» **Verilen Problem**: Aşağıdaki kayıtlardan "climatology" dizesini içeren satırların hepsini topla.

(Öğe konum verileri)
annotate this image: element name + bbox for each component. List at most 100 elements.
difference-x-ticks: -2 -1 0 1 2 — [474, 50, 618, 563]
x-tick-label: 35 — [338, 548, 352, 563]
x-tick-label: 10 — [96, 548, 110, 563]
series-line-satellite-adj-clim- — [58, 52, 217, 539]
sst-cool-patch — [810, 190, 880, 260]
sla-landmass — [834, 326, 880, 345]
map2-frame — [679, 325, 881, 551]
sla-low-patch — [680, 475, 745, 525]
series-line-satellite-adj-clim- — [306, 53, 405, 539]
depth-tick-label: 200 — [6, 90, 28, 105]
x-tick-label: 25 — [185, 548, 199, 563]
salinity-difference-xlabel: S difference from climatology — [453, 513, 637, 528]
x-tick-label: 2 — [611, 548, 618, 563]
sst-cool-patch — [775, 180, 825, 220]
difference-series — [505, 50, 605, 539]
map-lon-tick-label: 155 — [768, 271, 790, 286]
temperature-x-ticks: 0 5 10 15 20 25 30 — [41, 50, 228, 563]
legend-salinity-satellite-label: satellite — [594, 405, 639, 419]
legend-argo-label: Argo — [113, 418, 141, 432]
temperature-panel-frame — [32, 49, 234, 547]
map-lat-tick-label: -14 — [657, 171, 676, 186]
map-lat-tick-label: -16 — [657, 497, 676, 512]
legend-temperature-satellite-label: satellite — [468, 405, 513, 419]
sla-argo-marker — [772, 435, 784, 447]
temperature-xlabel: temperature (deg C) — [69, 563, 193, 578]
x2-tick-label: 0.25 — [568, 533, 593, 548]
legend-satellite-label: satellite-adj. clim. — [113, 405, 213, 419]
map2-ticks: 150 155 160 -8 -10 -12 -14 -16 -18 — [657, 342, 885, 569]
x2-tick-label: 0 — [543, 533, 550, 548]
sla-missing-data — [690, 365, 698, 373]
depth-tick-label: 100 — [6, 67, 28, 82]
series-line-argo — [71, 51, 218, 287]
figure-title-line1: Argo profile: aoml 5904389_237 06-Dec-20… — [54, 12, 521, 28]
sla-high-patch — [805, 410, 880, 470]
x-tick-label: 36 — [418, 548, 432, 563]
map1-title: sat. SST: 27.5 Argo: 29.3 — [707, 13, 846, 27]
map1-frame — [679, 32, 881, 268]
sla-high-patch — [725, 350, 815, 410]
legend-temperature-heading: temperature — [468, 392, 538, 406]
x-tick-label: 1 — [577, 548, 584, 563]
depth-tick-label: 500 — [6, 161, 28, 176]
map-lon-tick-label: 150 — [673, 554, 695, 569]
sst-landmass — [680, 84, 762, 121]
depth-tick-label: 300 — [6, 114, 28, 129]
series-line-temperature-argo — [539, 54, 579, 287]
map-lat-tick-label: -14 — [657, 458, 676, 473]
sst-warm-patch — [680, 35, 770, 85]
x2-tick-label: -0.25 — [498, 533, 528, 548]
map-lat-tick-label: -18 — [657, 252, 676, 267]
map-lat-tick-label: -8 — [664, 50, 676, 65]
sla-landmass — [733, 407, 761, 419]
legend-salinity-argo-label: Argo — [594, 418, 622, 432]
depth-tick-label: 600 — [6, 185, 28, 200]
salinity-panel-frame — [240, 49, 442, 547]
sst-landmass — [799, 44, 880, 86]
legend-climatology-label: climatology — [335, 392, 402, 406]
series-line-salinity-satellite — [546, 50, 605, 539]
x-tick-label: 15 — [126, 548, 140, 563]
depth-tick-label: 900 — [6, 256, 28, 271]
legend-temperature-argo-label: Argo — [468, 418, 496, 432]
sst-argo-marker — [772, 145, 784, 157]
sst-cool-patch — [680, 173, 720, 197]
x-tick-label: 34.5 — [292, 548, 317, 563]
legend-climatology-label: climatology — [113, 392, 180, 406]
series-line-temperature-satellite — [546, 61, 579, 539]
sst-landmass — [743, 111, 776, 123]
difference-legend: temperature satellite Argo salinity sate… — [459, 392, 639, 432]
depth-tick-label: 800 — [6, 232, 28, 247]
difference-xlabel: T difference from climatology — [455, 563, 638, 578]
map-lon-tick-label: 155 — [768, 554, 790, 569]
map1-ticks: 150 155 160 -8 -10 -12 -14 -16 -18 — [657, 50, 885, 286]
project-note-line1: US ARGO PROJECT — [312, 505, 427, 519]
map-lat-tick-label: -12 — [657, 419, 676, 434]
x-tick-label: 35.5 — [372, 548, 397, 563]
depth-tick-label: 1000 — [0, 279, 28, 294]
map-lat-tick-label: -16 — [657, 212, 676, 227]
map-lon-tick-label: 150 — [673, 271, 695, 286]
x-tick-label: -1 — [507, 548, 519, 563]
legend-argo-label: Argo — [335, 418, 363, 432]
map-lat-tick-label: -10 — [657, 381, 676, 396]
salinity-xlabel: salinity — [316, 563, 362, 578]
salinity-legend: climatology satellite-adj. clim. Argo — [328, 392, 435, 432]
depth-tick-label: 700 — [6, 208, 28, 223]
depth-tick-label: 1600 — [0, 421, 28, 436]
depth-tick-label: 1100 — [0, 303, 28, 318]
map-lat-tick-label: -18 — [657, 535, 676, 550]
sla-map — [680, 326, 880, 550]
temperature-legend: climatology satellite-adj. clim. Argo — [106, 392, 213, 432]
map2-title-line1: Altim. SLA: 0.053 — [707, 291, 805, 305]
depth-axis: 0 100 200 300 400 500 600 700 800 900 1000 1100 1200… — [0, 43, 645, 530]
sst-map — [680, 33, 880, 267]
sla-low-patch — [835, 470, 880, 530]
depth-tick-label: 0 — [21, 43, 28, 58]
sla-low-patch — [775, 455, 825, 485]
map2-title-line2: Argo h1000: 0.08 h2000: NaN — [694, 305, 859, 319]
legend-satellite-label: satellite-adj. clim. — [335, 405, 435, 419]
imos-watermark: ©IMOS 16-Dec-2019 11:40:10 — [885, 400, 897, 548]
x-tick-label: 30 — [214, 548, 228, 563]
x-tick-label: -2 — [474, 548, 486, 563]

» **Tamamlanmış Alıştırma**:
salinity-difference-xlabel: S difference from climatology — [453, 513, 637, 528]
legend-climatology-label: climatology — [335, 392, 402, 406]
legend-climatology-label: climatology — [113, 392, 180, 406]
difference-xlabel: T difference from climatology — [455, 563, 638, 578]
salinity-legend: climatology satellite-adj. clim. Argo — [328, 392, 435, 432]
temperature-legend: climatology satellite-adj. clim. Argo — [106, 392, 213, 432]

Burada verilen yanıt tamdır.